— start RAW RECORDS —

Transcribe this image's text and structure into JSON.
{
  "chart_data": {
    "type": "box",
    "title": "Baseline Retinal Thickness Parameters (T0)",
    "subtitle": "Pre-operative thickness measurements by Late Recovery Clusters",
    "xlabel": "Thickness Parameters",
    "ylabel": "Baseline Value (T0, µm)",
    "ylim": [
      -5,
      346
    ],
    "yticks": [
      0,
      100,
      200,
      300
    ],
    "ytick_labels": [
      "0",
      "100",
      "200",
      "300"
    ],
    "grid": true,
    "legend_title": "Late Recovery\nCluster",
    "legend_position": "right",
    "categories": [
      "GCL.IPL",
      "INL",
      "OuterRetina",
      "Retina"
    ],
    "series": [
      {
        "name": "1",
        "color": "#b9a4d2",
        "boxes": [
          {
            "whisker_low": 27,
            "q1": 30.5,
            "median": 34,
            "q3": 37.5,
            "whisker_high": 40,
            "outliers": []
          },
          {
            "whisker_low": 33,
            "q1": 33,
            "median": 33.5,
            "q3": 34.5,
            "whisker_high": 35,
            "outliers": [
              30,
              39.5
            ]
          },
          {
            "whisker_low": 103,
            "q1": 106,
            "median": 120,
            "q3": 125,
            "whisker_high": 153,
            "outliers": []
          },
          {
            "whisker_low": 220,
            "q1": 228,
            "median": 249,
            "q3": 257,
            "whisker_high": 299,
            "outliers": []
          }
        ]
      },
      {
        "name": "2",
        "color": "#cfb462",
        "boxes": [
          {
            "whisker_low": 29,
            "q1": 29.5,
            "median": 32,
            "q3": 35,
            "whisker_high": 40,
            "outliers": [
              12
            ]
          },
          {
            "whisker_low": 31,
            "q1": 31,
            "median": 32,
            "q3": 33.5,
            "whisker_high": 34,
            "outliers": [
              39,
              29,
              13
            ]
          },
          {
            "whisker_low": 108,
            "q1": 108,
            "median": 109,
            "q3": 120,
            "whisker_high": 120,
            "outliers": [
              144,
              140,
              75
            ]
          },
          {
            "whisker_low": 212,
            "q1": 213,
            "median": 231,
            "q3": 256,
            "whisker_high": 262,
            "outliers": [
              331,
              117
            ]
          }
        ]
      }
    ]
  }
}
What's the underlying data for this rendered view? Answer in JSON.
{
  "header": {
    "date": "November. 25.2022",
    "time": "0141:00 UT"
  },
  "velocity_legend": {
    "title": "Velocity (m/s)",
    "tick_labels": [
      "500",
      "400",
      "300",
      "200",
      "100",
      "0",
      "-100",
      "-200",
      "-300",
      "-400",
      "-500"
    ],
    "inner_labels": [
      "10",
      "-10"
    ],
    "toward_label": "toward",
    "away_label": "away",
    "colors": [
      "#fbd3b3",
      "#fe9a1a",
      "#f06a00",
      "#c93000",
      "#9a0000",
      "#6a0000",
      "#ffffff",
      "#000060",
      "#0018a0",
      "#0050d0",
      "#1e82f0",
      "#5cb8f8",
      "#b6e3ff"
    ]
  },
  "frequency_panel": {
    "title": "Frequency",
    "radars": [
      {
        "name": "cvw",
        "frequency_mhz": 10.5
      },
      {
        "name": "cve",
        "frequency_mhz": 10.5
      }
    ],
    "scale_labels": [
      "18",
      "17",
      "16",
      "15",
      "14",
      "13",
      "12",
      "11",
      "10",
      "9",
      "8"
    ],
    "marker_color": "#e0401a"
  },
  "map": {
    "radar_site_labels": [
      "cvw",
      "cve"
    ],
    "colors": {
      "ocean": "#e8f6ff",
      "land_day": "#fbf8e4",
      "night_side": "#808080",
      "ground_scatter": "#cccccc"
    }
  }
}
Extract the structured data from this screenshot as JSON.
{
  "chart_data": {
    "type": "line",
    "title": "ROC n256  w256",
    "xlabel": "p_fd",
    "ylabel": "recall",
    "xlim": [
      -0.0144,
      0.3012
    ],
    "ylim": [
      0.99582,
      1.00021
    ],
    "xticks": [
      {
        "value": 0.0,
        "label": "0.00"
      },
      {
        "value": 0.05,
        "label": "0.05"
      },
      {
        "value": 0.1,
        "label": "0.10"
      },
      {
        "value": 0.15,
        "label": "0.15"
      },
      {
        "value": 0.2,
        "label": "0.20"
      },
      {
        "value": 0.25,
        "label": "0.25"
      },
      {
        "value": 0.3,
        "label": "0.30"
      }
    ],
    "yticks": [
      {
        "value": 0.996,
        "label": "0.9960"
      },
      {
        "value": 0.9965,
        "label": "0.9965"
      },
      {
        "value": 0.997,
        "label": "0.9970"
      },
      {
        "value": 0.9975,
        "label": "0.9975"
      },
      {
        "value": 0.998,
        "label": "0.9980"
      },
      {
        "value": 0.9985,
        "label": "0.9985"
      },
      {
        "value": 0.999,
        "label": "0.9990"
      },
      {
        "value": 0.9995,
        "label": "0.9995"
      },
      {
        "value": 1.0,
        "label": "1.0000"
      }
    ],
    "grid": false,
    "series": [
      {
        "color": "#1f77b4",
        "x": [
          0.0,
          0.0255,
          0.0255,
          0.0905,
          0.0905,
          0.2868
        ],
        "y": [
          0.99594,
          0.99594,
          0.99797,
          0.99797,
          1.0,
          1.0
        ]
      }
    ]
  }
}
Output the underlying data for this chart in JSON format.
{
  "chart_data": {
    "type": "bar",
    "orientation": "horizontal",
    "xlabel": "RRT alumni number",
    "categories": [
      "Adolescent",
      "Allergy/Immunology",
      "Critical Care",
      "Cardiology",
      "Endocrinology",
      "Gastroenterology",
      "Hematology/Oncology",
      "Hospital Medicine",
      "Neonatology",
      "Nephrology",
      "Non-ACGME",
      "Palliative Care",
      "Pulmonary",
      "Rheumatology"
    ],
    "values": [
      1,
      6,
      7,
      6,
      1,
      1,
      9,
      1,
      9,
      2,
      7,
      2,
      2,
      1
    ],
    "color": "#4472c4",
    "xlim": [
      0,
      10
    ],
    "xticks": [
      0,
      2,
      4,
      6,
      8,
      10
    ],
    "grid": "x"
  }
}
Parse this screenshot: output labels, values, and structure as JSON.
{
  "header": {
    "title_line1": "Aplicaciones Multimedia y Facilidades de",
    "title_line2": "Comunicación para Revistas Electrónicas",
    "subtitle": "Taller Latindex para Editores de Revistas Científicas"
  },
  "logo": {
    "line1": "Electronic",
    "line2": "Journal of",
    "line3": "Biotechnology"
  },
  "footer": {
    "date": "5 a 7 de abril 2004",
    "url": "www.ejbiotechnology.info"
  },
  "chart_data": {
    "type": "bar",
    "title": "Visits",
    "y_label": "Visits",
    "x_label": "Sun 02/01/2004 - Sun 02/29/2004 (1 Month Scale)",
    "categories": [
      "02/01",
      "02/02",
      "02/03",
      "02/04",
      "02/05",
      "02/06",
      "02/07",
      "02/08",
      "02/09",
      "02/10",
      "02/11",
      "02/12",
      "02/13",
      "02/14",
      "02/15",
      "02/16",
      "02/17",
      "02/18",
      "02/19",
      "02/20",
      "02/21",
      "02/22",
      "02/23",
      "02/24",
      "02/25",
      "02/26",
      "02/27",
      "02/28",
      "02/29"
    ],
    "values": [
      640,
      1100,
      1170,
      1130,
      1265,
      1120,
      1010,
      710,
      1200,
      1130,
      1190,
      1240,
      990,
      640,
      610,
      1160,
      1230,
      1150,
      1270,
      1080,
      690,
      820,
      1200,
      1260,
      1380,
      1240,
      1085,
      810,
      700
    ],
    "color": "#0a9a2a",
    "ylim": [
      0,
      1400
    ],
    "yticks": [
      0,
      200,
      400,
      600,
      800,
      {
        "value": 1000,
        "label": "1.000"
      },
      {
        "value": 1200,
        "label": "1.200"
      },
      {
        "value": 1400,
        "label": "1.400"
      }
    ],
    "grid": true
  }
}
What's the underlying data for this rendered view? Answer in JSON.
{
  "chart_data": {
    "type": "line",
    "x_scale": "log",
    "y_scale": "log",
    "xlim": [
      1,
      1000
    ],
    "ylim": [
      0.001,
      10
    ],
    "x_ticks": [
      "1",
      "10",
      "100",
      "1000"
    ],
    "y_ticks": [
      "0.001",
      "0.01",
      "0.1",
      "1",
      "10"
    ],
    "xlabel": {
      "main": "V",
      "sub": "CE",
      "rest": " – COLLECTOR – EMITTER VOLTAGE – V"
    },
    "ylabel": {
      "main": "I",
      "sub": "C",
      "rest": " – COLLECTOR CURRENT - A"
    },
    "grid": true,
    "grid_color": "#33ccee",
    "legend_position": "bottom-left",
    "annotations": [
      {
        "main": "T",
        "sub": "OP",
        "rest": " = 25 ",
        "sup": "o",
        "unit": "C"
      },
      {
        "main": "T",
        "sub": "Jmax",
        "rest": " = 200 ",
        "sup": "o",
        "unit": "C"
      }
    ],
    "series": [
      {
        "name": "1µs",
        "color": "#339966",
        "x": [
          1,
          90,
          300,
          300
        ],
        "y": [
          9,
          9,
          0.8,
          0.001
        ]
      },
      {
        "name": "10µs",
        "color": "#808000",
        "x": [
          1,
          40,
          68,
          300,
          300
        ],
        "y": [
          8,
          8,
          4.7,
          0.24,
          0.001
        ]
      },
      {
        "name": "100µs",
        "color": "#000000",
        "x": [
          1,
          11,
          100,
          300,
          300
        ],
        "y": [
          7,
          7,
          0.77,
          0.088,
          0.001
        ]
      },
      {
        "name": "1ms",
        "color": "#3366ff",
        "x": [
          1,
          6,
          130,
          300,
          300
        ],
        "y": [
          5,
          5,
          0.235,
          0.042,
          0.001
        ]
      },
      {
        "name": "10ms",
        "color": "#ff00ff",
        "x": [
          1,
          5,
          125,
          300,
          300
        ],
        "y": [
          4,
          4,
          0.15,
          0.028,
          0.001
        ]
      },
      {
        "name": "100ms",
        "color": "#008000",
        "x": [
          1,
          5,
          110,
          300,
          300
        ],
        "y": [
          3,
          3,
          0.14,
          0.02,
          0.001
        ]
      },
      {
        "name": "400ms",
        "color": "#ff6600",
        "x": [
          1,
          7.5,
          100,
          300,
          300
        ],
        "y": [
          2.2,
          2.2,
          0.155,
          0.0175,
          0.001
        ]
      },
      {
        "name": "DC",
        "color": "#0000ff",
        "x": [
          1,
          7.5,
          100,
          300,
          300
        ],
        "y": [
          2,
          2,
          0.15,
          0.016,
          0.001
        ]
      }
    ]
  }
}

— end RAW RECORDS —

__TASK DESCRIPTION__
Track down the lines that include the word "COLLECTOR" and copy them.

__ANSWER TO THIS TASK__
      "rest": " – COLLECTOR – EMITTER VOLTAGE – V"
      "rest": " – COLLECTOR CURRENT - A"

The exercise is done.